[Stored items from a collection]

####################

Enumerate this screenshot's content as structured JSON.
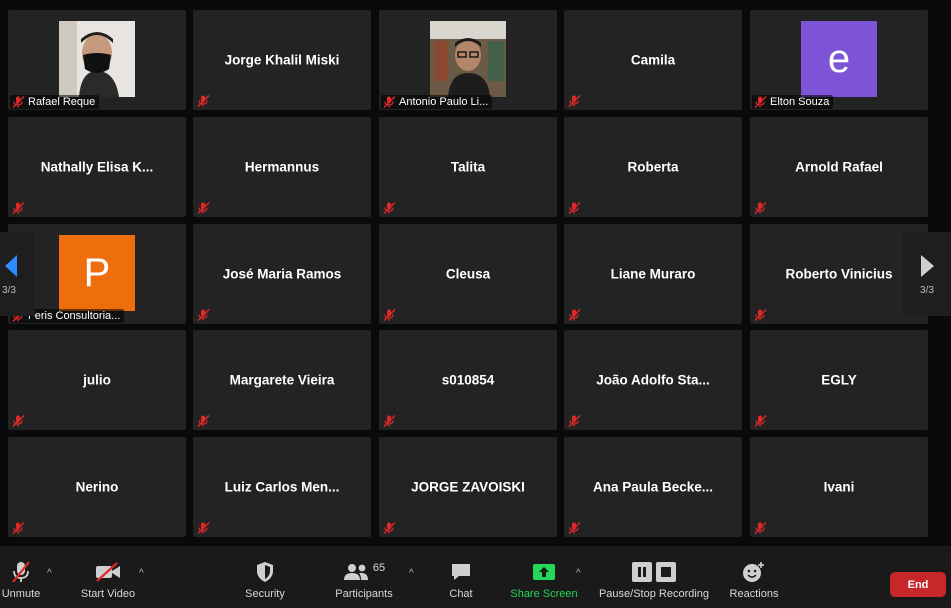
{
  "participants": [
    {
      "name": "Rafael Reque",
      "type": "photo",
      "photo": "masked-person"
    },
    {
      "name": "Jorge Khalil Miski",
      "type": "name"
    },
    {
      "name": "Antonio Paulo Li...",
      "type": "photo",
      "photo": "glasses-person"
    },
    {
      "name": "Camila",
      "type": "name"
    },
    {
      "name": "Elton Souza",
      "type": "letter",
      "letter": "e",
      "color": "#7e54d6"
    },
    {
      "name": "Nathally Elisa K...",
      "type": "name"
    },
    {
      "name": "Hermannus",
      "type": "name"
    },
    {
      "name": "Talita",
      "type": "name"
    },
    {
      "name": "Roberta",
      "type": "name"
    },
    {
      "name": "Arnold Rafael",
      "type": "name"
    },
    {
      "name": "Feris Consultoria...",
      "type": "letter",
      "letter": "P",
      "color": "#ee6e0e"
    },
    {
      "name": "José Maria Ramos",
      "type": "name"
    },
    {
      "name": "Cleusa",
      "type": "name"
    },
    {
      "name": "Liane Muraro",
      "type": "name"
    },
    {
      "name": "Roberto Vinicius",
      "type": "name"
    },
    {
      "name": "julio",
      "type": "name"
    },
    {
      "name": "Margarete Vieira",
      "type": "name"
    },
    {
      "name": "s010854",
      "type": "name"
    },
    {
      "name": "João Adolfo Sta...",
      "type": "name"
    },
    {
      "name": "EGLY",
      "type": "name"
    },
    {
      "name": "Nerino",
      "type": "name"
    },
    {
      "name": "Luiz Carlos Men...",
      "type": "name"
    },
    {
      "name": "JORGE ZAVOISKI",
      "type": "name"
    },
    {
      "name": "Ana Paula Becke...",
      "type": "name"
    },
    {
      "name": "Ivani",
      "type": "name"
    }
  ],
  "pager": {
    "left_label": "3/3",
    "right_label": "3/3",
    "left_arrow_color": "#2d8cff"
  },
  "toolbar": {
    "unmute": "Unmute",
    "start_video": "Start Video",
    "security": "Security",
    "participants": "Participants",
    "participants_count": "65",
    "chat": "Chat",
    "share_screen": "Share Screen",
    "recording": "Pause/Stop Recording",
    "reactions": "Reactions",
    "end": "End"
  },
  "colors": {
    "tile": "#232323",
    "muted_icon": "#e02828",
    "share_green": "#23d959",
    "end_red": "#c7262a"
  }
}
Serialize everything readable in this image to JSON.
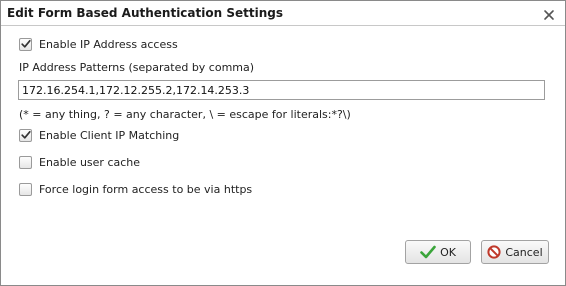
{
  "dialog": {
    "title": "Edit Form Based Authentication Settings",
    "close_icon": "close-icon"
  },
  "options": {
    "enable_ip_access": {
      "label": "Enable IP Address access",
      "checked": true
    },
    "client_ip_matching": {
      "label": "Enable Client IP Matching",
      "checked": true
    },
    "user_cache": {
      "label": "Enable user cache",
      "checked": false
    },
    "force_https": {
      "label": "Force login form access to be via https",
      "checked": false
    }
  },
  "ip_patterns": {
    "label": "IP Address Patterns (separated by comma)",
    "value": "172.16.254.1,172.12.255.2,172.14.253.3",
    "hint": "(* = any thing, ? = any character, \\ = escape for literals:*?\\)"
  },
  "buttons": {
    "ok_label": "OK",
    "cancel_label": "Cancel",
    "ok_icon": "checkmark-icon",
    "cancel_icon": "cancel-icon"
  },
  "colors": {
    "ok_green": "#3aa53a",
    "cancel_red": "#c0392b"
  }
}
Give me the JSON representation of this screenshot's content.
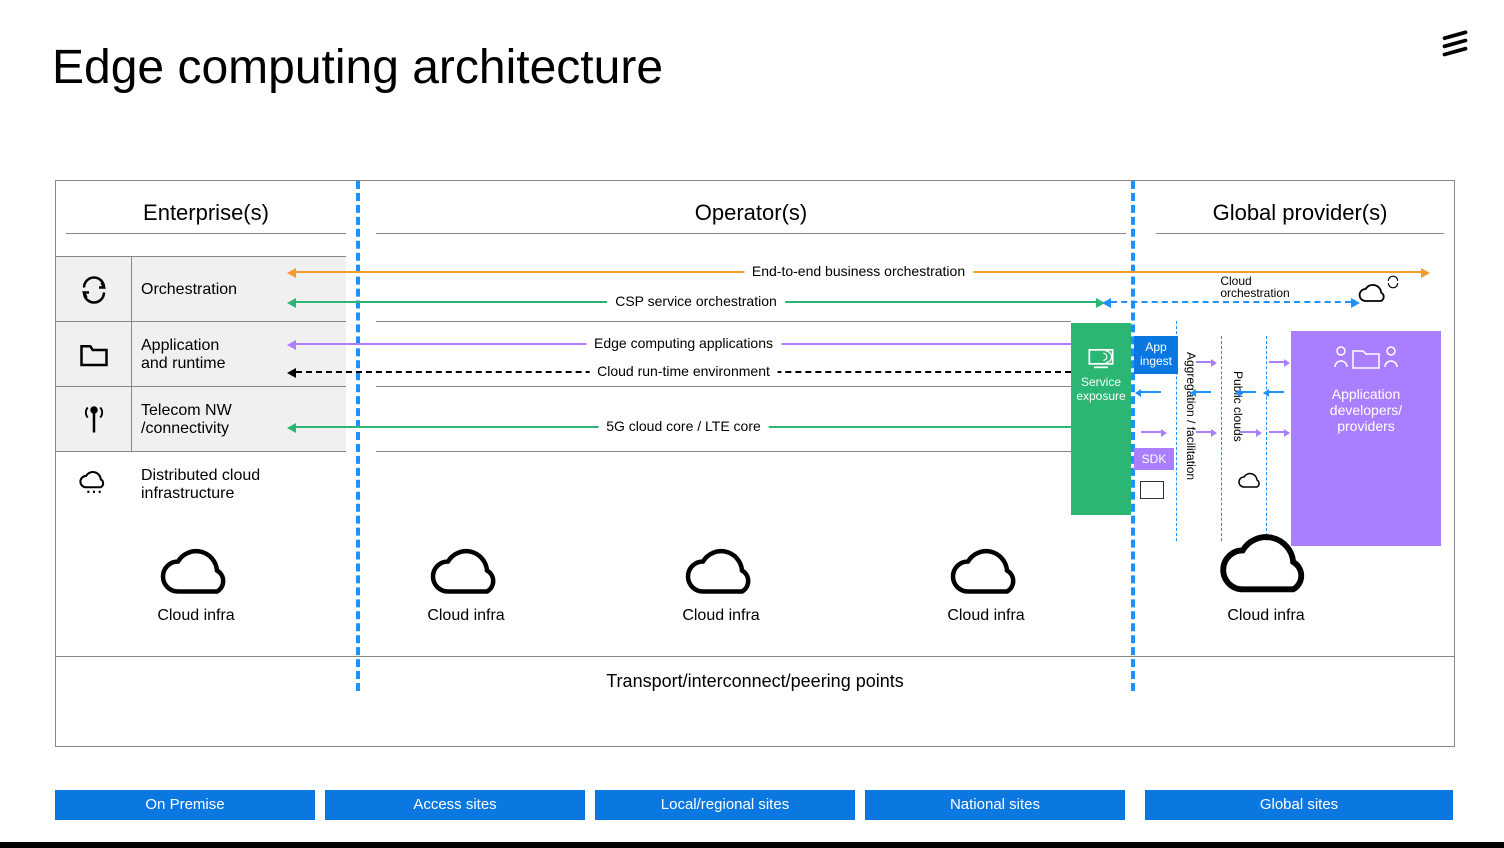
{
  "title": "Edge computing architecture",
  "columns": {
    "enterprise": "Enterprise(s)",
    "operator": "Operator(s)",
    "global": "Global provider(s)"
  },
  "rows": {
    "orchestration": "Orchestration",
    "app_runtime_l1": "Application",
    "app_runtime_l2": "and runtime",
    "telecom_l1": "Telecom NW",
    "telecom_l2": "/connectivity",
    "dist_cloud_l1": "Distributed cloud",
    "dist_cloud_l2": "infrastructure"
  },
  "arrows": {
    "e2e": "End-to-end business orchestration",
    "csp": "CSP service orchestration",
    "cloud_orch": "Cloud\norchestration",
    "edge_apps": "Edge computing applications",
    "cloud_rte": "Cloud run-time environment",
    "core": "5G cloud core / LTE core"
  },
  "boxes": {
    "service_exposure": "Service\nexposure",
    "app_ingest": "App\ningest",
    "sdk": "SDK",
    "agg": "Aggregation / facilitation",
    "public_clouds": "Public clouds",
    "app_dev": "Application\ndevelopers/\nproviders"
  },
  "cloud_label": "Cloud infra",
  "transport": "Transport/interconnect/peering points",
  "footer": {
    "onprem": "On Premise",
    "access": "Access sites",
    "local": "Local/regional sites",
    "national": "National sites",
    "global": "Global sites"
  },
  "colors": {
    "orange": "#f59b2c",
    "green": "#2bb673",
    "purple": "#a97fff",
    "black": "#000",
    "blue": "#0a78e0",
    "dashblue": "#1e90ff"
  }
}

####################

:: Given task ::
Exclude the images and reproduce the remaining data exactly.

:: Exercise solution ::
Enumerate this screenshot's content as structured JSON.
{
  "participants": [
    {
      "name": "Rafael Reque",
      "type": "photo",
      "photo": "masked-person"
    },
    {
      "name": "Jorge Khalil Miski",
      "type": "name"
    },
    {
      "name": "Antonio Paulo Li...",
      "type": "photo",
      "photo": "glasses-person"
    },
    {
      "name": "Camila",
      "type": "name"
    },
    {
      "name": "Elton Souza",
      "type": "letter",
      "letter": "e",
      "color": "#7e54d6"
    },
    {
      "name": "Nathally Elisa K...",
      "type": "name"
    },
    {
      "name": "Hermannus",
      "type": "name"
    },
    {
      "name": "Talita",
      "type": "name"
    },
    {
      "name": "Roberta",
      "type": "name"
    },
    {
      "name": "Arnold Rafael",
      "type": "name"
    },
    {
      "name": "Feris Consultoria...",
      "type": "letter",
      "letter": "P",
      "color": "#ee6e0e"
    },
    {
      "name": "José Maria Ramos",
      "type": "name"
    },
    {
      "name": "Cleusa",
      "type": "name"
    },
    {
      "name": "Liane Muraro",
      "type": "name"
    },
    {
      "name": "Roberto Vinicius",
      "type": "name"
    },
    {
      "name": "julio",
      "type": "name"
    },
    {
      "name": "Margarete Vieira",
      "type": "name"
    },
    {
      "name": "s010854",
      "type": "name"
    },
    {
      "name": "João Adolfo Sta...",
      "type": "name"
    },
    {
      "name": "EGLY",
      "type": "name"
    },
    {
      "name": "Nerino",
      "type": "name"
    },
    {
      "name": "Luiz Carlos Men...",
      "type": "name"
    },
    {
      "name": "JORGE ZAVOISKI",
      "type": "name"
    },
    {
      "name": "Ana Paula Becke...",
      "type": "name"
    },
    {
      "name": "Ivani",
      "type": "name"
    }
  ],
  "pager": {
    "left_label": "3/3",
    "right_label": "3/3",
    "left_arrow_color": "#2d8cff"
  },
  "toolbar": {
    "unmute": "Unmute",
    "start_video": "Start Video",
    "security": "Security",
    "participants": "Participants",
    "participants_count": "65",
    "chat": "Chat",
    "share_screen": "Share Screen",
    "recording": "Pause/Stop Recording",
    "reactions": "Reactions",
    "end": "End"
  },
  "colors": {
    "tile": "#232323",
    "muted_icon": "#e02828",
    "share_green": "#23d959",
    "end_red": "#c7262a"
  }
}
Serialize everything readable in this image to JSON.
{
  "dialog": {
    "title": "Edit Form Based Authentication Settings",
    "close_icon": "close-icon"
  },
  "options": {
    "enable_ip_access": {
      "label": "Enable IP Address access",
      "checked": true
    },
    "client_ip_matching": {
      "label": "Enable Client IP Matching",
      "checked": true
    },
    "user_cache": {
      "label": "Enable user cache",
      "checked": false
    },
    "force_https": {
      "label": "Force login form access to be via https",
      "checked": false
    }
  },
  "ip_patterns": {
    "label": "IP Address Patterns (separated by comma)",
    "value": "172.16.254.1,172.12.255.2,172.14.253.3",
    "hint": "(* = any thing, ? = any character, \\ = escape for literals:*?\\)"
  },
  "buttons": {
    "ok_label": "OK",
    "cancel_label": "Cancel",
    "ok_icon": "checkmark-icon",
    "cancel_icon": "cancel-icon"
  },
  "colors": {
    "ok_green": "#3aa53a",
    "cancel_red": "#c0392b"
  }
}
Give me the JSON representation of this screenshot's content.
{
  "title": "Edge computing architecture",
  "columns": {
    "enterprise": "Enterprise(s)",
    "operator": "Operator(s)",
    "global": "Global provider(s)"
  },
  "rows": {
    "orchestration": "Orchestration",
    "app_runtime_l1": "Application",
    "app_runtime_l2": "and runtime",
    "telecom_l1": "Telecom NW",
    "telecom_l2": "/connectivity",
    "dist_cloud_l1": "Distributed cloud",
    "dist_cloud_l2": "infrastructure"
  },
  "arrows": {
    "e2e": "End-to-end business orchestration",
    "csp": "CSP service orchestration",
    "cloud_orch": "Cloud\norchestration",
    "edge_apps": "Edge computing applications",
    "cloud_rte": "Cloud run-time environment",
    "core": "5G cloud core / LTE core"
  },
  "boxes": {
    "service_exposure": "Service\nexposure",
    "app_ingest": "App\ningest",
    "sdk": "SDK",
    "agg": "Aggregation / facilitation",
    "public_clouds": "Public clouds",
    "app_dev": "Application\ndevelopers/\nproviders"
  },
  "cloud_label": "Cloud infra",
  "transport": "Transport/interconnect/peering points",
  "footer": {
    "onprem": "On Premise",
    "access": "Access sites",
    "local": "Local/regional sites",
    "national": "National sites",
    "global": "Global sites"
  },
  "colors": {
    "orange": "#f59b2c",
    "green": "#2bb673",
    "purple": "#a97fff",
    "black": "#000",
    "blue": "#0a78e0",
    "dashblue": "#1e90ff"
  }
}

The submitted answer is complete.